--- Start of PROVIDED MATERIAL ---

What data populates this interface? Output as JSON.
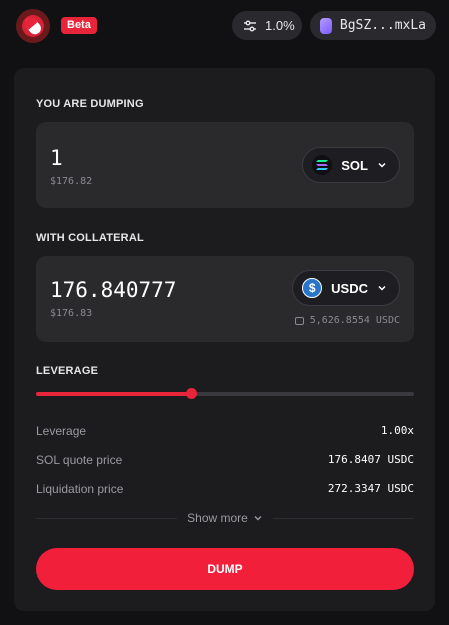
{
  "header": {
    "logo_icon": "pill-logo-icon",
    "badge": "Beta",
    "slippage_icon": "sliders-icon",
    "slippage": "1.0%",
    "wallet_icon": "wallet-icon",
    "wallet_address": "BgSZ...mxLa"
  },
  "dump": {
    "label": "YOU ARE DUMPING",
    "amount": "1",
    "usd_value": "$176.82",
    "token": "SOL",
    "token_icon": "solana-icon"
  },
  "collateral": {
    "label": "WITH COLLATERAL",
    "amount": "176.840777",
    "usd_value": "$176.83",
    "token": "USDC",
    "token_icon": "usdc-icon",
    "balance": "5,626.8554 USDC"
  },
  "leverage": {
    "label": "LEVERAGE",
    "slider_fraction": 0.41
  },
  "details": [
    {
      "label": "Leverage",
      "value": "1.00x"
    },
    {
      "label": "SOL quote price",
      "value": "176.8407 USDC"
    },
    {
      "label": "Liquidation price",
      "value": "272.3347 USDC"
    }
  ],
  "show_more": "Show more",
  "action_button": "DUMP",
  "colors": {
    "accent": "#f21f3b",
    "background": "#111113",
    "card": "#1c1c1f"
  }
}
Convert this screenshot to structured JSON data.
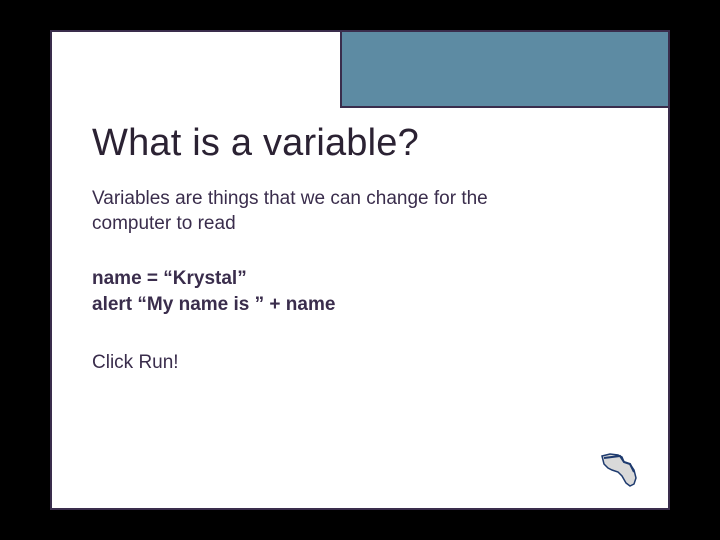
{
  "slide": {
    "title": "What is a variable?",
    "description": "Variables are things that we can change for the computer to read",
    "code_line1": "name = “Krystal”",
    "code_line2": "alert “My name is ” + name",
    "cta": "Click Run!"
  }
}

--- End of PROVIDED MATERIAL ---

EXERCISE REQUIREMENTS. Search the lines for the string "JSON" and copy every line that has it.

TASK ANSWER.
What data populates this interface? Output as JSON.
Convert this screenshot to structured JSON data.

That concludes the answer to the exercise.